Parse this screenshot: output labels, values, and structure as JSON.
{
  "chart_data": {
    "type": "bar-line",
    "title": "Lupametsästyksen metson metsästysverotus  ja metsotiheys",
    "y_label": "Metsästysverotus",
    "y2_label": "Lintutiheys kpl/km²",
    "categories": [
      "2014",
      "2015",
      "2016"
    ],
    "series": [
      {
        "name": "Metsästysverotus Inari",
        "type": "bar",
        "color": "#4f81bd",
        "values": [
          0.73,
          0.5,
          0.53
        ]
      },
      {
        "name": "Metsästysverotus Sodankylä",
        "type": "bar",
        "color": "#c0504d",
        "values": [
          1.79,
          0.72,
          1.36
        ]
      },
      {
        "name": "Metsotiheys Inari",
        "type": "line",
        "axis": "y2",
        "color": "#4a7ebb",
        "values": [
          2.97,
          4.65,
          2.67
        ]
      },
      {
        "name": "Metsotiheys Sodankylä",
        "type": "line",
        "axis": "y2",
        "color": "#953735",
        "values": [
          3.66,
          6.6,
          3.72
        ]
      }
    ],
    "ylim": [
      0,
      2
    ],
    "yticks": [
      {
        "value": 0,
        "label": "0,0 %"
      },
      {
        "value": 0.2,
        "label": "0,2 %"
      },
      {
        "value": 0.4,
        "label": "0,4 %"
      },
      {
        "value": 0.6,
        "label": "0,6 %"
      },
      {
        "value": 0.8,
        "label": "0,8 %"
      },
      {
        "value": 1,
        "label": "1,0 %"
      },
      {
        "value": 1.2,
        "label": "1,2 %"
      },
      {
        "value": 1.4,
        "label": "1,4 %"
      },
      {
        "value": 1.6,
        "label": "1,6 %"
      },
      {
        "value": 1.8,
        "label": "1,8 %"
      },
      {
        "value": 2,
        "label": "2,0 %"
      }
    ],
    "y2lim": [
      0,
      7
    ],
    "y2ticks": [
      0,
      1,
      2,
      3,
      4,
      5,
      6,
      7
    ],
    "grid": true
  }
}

# # #

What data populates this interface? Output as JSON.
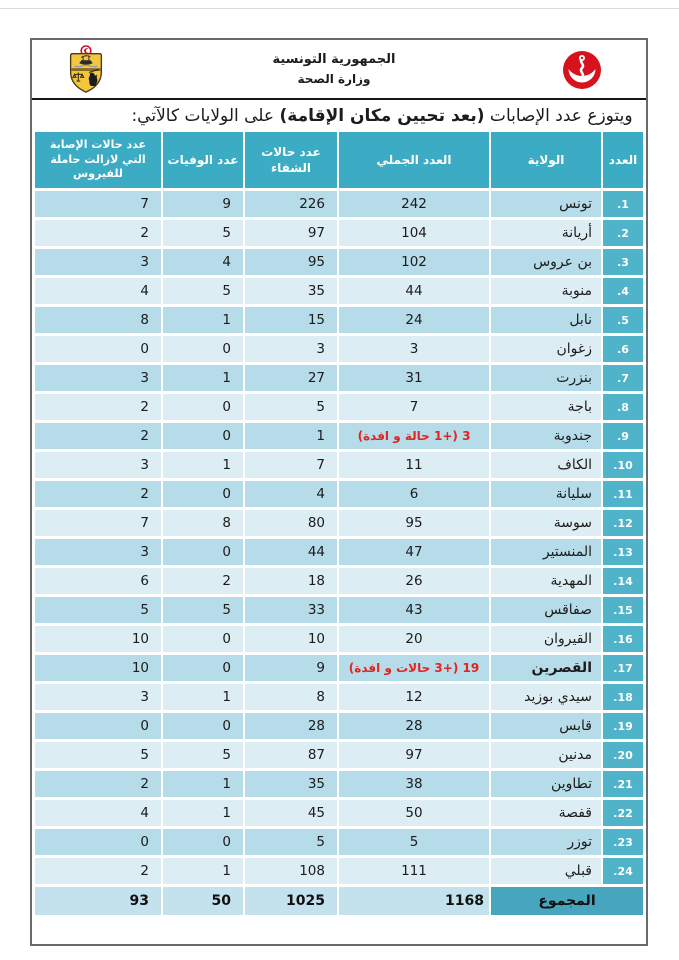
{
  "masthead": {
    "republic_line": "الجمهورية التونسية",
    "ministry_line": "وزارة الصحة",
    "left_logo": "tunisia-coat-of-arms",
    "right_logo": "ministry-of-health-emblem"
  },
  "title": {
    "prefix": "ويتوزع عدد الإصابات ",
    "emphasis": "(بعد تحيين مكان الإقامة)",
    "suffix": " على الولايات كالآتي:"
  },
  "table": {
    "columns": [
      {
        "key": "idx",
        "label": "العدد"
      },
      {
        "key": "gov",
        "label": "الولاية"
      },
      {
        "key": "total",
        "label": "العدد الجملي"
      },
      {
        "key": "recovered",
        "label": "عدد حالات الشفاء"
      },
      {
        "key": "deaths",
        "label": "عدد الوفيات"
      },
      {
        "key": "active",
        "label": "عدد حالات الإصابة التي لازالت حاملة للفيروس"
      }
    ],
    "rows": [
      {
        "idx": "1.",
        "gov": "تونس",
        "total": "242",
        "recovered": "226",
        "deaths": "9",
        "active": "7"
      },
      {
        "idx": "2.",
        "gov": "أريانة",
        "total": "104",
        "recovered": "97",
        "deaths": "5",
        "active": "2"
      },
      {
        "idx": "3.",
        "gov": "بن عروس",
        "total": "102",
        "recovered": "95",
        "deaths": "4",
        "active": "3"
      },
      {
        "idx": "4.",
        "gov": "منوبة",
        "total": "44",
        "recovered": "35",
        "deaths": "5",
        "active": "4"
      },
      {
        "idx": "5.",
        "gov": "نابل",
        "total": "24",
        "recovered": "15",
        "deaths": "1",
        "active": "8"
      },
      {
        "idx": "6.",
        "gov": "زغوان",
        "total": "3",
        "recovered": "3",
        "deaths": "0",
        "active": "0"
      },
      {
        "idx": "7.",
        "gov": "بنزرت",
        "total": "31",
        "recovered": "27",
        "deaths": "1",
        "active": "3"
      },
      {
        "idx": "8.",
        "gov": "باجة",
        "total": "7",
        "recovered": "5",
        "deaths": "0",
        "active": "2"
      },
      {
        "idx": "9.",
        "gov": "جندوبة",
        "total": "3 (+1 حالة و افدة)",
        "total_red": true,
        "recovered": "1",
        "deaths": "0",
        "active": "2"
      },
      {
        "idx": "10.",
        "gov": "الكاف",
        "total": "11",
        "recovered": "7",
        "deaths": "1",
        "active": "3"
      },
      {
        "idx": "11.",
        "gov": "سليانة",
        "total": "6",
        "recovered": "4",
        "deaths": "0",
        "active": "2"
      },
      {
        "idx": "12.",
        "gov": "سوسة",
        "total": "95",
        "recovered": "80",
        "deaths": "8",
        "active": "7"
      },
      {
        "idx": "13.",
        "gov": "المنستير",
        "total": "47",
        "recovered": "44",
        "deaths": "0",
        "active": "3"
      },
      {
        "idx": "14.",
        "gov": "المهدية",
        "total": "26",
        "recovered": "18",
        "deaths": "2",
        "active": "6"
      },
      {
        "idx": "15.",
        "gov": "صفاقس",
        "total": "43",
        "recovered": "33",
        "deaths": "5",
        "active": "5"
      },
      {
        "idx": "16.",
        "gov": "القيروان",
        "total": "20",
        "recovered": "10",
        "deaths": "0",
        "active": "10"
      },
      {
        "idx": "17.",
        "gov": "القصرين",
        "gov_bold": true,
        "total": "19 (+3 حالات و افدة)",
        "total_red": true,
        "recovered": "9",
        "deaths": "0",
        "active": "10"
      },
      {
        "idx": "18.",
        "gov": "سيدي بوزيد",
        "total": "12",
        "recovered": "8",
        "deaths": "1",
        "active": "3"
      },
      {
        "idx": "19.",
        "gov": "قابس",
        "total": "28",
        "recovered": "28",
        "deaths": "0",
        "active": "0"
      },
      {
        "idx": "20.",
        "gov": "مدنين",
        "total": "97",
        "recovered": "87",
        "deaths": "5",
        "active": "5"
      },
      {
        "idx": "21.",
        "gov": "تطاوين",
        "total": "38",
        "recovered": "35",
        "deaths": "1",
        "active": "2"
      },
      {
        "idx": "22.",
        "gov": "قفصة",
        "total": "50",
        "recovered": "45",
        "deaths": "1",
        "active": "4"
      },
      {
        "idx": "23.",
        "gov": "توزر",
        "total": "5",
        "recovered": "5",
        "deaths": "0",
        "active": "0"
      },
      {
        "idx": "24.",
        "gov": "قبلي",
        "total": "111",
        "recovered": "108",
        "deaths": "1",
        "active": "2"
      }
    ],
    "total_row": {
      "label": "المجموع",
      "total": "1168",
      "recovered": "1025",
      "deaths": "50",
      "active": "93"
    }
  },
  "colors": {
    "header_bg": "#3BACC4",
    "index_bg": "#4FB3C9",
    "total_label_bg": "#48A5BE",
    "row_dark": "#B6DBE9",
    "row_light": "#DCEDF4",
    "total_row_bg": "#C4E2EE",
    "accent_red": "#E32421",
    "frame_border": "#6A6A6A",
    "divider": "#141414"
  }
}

# # #

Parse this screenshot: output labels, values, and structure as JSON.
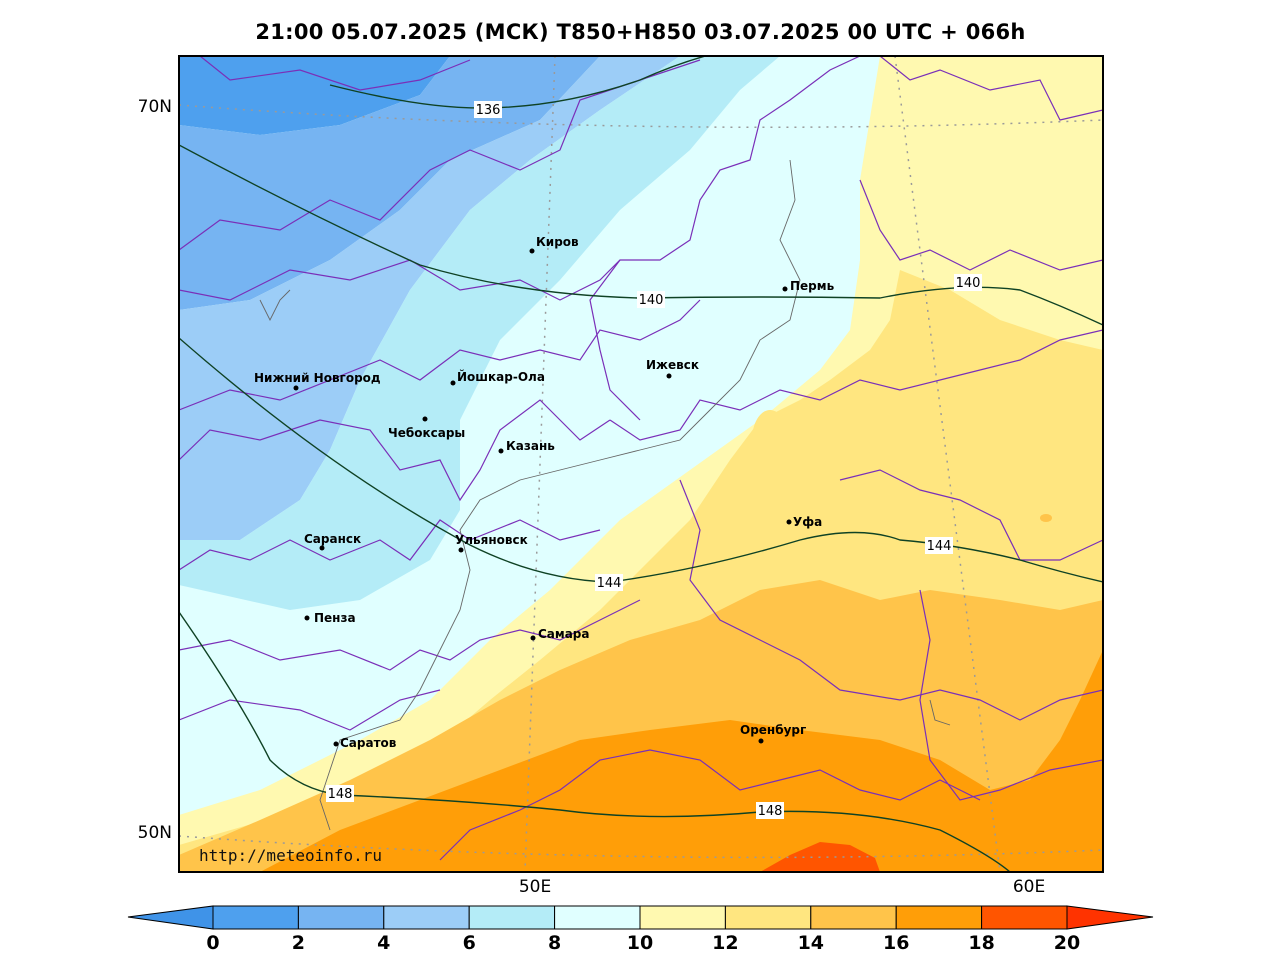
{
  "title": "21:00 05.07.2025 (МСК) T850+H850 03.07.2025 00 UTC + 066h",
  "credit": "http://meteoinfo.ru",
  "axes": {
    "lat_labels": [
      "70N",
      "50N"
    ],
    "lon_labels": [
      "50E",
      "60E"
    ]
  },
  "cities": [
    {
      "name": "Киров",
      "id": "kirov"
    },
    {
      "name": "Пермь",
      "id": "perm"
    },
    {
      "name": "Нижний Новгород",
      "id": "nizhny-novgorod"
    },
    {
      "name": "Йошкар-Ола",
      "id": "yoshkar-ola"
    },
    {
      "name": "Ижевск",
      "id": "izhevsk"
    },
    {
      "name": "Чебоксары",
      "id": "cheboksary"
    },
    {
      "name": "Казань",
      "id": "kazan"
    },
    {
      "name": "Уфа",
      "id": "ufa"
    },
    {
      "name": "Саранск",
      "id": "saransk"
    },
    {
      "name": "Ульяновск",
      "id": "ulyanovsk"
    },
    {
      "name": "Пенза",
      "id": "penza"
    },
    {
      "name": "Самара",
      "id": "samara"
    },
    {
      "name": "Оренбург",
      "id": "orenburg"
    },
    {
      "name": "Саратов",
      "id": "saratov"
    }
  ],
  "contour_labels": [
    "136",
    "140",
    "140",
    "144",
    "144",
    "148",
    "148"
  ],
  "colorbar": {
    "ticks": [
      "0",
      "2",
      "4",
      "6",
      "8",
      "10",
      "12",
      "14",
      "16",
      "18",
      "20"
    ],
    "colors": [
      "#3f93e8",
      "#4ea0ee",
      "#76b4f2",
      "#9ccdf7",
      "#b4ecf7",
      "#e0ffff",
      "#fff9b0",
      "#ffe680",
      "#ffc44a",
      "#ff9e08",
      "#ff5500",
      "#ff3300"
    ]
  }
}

# # #

▶ **OBJECTIVE**: Your answer should be one number: how many lines of the listing include the word "Inari".

▶ **TASK ANSWER**: 2